Begin THE RECORDS
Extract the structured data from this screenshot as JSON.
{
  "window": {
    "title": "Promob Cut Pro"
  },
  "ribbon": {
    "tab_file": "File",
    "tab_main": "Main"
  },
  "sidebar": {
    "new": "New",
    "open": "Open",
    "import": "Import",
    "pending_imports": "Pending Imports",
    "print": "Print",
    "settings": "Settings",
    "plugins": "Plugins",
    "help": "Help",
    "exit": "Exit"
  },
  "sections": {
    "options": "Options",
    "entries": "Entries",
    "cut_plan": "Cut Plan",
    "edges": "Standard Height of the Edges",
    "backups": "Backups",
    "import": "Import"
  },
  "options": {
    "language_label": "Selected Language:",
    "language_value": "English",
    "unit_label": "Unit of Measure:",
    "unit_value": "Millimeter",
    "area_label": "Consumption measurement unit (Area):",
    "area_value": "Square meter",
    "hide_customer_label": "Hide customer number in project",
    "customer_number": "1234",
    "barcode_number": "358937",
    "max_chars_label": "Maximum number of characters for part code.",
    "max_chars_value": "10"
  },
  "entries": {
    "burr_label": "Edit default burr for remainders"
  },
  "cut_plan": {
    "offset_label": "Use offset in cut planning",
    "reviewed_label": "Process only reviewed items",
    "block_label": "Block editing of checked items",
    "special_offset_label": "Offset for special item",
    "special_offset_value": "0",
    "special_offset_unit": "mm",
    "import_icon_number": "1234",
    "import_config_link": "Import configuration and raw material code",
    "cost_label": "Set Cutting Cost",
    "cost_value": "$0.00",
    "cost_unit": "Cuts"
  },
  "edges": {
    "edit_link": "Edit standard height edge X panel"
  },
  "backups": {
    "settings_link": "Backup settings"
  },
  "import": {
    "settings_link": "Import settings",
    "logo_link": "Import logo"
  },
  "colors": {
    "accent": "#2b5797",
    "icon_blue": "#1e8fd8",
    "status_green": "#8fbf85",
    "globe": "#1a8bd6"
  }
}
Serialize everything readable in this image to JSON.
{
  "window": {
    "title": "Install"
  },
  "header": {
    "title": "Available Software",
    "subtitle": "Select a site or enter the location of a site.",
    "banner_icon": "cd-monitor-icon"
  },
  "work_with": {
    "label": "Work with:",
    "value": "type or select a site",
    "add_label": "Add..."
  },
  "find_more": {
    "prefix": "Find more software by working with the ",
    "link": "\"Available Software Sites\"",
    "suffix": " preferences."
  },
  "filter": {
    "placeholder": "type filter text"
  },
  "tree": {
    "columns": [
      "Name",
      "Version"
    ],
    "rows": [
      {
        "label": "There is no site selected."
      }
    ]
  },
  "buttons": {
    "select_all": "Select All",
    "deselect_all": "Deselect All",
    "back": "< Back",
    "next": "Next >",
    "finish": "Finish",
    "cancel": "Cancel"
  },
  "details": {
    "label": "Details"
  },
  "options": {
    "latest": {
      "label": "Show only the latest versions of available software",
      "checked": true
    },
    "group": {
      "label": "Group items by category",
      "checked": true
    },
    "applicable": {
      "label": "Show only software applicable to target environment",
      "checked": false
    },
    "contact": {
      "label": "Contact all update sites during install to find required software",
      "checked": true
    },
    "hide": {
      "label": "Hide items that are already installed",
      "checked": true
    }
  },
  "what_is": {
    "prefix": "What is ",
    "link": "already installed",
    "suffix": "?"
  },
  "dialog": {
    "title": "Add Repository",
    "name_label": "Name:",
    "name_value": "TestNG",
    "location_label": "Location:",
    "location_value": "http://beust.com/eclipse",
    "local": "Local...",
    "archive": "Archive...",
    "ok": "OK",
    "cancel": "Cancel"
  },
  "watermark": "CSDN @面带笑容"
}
End THE RECORDS
▶ **TASK REQUIREMENTS**
Repeat the entries above exactly, leaving nothing out.

▶ **ANSWER TO THIS EXERCISE**
Extract the structured data from this screenshot as JSON.
{
  "window": {
    "title": "Promob Cut Pro"
  },
  "ribbon": {
    "tab_file": "File",
    "tab_main": "Main"
  },
  "sidebar": {
    "new": "New",
    "open": "Open",
    "import": "Import",
    "pending_imports": "Pending Imports",
    "print": "Print",
    "settings": "Settings",
    "plugins": "Plugins",
    "help": "Help",
    "exit": "Exit"
  },
  "sections": {
    "options": "Options",
    "entries": "Entries",
    "cut_plan": "Cut Plan",
    "edges": "Standard Height of the Edges",
    "backups": "Backups",
    "import": "Import"
  },
  "options": {
    "language_label": "Selected Language:",
    "language_value": "English",
    "unit_label": "Unit of Measure:",
    "unit_value": "Millimeter",
    "area_label": "Consumption measurement unit (Area):",
    "area_value": "Square meter",
    "hide_customer_label": "Hide customer number in project",
    "customer_number": "1234",
    "barcode_number": "358937",
    "max_chars_label": "Maximum number of characters for part code.",
    "max_chars_value": "10"
  },
  "entries": {
    "burr_label": "Edit default burr for remainders"
  },
  "cut_plan": {
    "offset_label": "Use offset in cut planning",
    "reviewed_label": "Process only reviewed items",
    "block_label": "Block editing of checked items",
    "special_offset_label": "Offset for special item",
    "special_offset_value": "0",
    "special_offset_unit": "mm",
    "import_icon_number": "1234",
    "import_config_link": "Import configuration and raw material code",
    "cost_label": "Set Cutting Cost",
    "cost_value": "$0.00",
    "cost_unit": "Cuts"
  },
  "edges": {
    "edit_link": "Edit standard height edge X panel"
  },
  "backups": {
    "settings_link": "Backup settings"
  },
  "import": {
    "settings_link": "Import settings",
    "logo_link": "Import logo"
  },
  "colors": {
    "accent": "#2b5797",
    "icon_blue": "#1e8fd8",
    "status_green": "#8fbf85",
    "globe": "#1a8bd6"
  }
}
Serialize everything readable in this image to JSON.
{
  "window": {
    "title": "Install"
  },
  "header": {
    "title": "Available Software",
    "subtitle": "Select a site or enter the location of a site.",
    "banner_icon": "cd-monitor-icon"
  },
  "work_with": {
    "label": "Work with:",
    "value": "type or select a site",
    "add_label": "Add..."
  },
  "find_more": {
    "prefix": "Find more software by working with the ",
    "link": "\"Available Software Sites\"",
    "suffix": " preferences."
  },
  "filter": {
    "placeholder": "type filter text"
  },
  "tree": {
    "columns": [
      "Name",
      "Version"
    ],
    "rows": [
      {
        "label": "There is no site selected."
      }
    ]
  },
  "buttons": {
    "select_all": "Select All",
    "deselect_all": "Deselect All",
    "back": "< Back",
    "next": "Next >",
    "finish": "Finish",
    "cancel": "Cancel"
  },
  "details": {
    "label": "Details"
  },
  "options": {
    "latest": {
      "label": "Show only the latest versions of available software",
      "checked": true
    },
    "group": {
      "label": "Group items by category",
      "checked": true
    },
    "applicable": {
      "label": "Show only software applicable to target environment",
      "checked": false
    },
    "contact": {
      "label": "Contact all update sites during install to find required software",
      "checked": true
    },
    "hide": {
      "label": "Hide items that are already installed",
      "checked": true
    }
  },
  "what_is": {
    "prefix": "What is ",
    "link": "already installed",
    "suffix": "?"
  },
  "dialog": {
    "title": "Add Repository",
    "name_label": "Name:",
    "name_value": "TestNG",
    "location_label": "Location:",
    "location_value": "http://beust.com/eclipse",
    "local": "Local...",
    "archive": "Archive...",
    "ok": "OK",
    "cancel": "Cancel"
  },
  "watermark": "CSDN @面带笑容"
}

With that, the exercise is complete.